SUPPLIED DATA
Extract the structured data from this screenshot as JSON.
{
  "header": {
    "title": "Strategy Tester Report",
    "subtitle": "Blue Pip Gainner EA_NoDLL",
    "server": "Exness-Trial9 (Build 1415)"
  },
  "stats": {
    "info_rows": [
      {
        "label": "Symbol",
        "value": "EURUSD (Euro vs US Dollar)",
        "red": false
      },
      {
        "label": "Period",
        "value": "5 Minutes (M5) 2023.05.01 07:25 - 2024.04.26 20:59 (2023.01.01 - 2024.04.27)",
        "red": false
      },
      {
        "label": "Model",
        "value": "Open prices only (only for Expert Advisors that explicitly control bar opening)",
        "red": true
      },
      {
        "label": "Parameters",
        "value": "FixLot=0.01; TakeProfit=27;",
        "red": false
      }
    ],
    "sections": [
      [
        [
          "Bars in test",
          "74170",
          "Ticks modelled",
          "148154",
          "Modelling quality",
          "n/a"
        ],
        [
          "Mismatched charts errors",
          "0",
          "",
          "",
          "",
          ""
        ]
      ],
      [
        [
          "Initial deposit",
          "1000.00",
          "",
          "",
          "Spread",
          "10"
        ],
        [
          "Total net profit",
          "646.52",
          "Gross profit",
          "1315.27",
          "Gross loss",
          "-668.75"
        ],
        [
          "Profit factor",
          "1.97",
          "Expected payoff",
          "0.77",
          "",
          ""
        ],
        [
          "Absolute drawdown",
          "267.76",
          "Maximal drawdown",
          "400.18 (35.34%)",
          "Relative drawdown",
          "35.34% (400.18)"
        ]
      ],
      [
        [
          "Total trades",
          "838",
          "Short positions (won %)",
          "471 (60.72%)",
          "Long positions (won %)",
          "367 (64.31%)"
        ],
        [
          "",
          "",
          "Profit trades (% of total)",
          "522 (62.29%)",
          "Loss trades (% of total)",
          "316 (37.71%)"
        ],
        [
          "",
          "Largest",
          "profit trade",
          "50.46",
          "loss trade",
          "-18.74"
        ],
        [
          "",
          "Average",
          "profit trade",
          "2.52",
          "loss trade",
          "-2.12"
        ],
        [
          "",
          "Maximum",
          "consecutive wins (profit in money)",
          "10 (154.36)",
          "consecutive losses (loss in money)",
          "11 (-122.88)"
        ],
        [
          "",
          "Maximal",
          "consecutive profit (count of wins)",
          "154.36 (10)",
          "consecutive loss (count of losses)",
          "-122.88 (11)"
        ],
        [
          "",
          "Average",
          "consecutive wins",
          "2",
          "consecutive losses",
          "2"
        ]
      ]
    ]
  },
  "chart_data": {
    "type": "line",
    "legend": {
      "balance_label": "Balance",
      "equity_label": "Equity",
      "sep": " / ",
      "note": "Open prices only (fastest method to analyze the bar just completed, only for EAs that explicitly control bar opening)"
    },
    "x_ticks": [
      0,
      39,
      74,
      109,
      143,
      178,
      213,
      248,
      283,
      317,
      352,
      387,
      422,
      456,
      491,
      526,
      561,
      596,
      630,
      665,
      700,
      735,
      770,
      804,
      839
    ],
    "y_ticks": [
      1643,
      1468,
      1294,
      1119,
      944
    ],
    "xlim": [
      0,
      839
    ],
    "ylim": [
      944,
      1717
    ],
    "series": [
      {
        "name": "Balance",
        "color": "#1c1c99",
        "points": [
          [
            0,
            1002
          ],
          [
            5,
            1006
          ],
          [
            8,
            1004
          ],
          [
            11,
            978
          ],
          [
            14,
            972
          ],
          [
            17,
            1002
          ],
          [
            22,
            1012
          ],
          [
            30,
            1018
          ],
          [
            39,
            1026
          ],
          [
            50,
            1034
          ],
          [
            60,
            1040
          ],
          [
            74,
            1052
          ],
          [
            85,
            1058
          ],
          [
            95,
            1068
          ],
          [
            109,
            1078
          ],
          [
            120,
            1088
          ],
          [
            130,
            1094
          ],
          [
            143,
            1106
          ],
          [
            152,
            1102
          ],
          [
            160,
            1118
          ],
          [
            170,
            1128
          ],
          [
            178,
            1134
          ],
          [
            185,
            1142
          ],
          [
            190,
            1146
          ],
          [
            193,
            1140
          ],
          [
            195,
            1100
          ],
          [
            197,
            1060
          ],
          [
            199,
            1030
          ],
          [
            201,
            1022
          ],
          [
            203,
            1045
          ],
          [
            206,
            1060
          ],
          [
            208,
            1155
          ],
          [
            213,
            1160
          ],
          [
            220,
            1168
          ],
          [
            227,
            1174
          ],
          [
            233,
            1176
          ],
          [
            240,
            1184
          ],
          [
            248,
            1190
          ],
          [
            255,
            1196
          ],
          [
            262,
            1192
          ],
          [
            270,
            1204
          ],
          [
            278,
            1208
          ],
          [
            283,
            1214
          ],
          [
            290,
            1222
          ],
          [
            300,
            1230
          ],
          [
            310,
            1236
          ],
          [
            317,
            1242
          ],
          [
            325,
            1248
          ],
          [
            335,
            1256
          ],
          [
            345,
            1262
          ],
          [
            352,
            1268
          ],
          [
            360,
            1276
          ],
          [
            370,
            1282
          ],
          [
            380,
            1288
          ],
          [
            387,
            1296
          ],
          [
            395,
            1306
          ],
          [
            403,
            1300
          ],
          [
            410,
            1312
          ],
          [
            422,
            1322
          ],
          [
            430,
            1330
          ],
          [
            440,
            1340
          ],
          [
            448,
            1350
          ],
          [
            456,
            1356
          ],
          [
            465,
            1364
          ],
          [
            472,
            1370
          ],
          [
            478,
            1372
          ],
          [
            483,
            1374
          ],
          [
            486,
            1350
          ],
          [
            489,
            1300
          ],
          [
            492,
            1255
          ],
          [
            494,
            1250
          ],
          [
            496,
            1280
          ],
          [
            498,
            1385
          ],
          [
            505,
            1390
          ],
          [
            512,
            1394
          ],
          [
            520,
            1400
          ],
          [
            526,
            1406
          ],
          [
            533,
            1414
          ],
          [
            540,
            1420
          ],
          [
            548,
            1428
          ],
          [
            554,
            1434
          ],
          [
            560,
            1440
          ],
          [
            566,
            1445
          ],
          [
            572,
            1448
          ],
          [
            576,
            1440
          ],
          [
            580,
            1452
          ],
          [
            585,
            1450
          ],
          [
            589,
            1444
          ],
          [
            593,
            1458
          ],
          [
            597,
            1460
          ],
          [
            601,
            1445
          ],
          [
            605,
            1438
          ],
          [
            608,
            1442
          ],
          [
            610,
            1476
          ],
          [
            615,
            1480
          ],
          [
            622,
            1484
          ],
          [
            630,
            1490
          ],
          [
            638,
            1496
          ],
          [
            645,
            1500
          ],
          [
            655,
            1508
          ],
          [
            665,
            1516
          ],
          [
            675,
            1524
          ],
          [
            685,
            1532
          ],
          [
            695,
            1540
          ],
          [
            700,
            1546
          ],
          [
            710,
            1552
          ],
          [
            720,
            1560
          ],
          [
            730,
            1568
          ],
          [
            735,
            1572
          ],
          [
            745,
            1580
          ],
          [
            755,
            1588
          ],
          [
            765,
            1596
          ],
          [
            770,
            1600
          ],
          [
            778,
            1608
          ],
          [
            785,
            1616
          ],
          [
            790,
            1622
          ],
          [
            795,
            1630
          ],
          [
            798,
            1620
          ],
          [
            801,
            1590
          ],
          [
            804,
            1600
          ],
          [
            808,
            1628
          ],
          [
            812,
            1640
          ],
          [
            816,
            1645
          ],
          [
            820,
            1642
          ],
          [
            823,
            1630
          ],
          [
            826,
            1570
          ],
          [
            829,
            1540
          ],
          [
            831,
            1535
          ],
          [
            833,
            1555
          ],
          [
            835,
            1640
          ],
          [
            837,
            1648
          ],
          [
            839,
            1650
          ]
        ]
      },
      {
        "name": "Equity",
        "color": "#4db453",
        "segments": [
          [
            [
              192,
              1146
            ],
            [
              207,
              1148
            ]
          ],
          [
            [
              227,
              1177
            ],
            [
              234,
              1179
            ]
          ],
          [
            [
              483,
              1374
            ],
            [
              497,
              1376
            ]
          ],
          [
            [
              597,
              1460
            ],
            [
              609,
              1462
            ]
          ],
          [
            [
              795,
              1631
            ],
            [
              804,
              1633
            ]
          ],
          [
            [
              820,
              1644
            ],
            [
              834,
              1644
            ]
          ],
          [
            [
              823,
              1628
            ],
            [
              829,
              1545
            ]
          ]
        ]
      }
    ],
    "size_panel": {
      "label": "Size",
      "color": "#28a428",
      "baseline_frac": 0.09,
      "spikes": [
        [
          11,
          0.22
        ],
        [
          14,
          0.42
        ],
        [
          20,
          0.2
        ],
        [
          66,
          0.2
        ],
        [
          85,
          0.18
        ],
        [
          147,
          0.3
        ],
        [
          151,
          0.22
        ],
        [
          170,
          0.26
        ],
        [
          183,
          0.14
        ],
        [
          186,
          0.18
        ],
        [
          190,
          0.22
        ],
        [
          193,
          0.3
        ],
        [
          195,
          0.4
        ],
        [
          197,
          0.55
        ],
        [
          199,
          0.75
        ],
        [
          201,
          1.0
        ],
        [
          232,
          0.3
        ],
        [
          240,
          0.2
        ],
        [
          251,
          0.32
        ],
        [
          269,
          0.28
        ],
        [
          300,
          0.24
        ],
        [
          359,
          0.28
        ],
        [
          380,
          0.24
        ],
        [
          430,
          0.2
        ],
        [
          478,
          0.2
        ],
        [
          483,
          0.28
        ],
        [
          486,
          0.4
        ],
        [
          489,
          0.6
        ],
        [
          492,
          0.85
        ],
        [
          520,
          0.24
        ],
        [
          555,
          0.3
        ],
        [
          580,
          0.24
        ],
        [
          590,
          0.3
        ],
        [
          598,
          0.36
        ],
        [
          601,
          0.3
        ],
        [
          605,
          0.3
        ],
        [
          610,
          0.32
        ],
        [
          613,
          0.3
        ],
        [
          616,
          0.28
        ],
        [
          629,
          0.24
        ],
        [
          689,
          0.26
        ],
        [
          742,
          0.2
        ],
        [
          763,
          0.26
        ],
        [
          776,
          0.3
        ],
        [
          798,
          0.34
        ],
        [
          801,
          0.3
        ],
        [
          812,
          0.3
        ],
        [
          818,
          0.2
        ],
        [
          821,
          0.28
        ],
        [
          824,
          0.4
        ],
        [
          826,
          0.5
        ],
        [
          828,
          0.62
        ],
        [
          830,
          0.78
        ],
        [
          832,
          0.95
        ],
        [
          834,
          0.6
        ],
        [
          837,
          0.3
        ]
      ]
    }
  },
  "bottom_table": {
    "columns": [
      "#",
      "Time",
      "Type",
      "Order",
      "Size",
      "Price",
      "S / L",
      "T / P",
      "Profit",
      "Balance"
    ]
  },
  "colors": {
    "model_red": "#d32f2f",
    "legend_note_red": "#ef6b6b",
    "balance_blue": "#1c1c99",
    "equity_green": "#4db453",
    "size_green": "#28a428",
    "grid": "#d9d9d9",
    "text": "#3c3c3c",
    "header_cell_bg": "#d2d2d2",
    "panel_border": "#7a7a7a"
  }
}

EXERCISE GOAL
Within the material above, find the lines that contain the word "consecutive"; copy them.

RESULT
          "consecutive wins (profit in money)",
          "consecutive losses (loss in money)",
          "consecutive profit (count of wins)",
          "consecutive loss (count of losses)",
          "consecutive wins",
          "consecutive losses",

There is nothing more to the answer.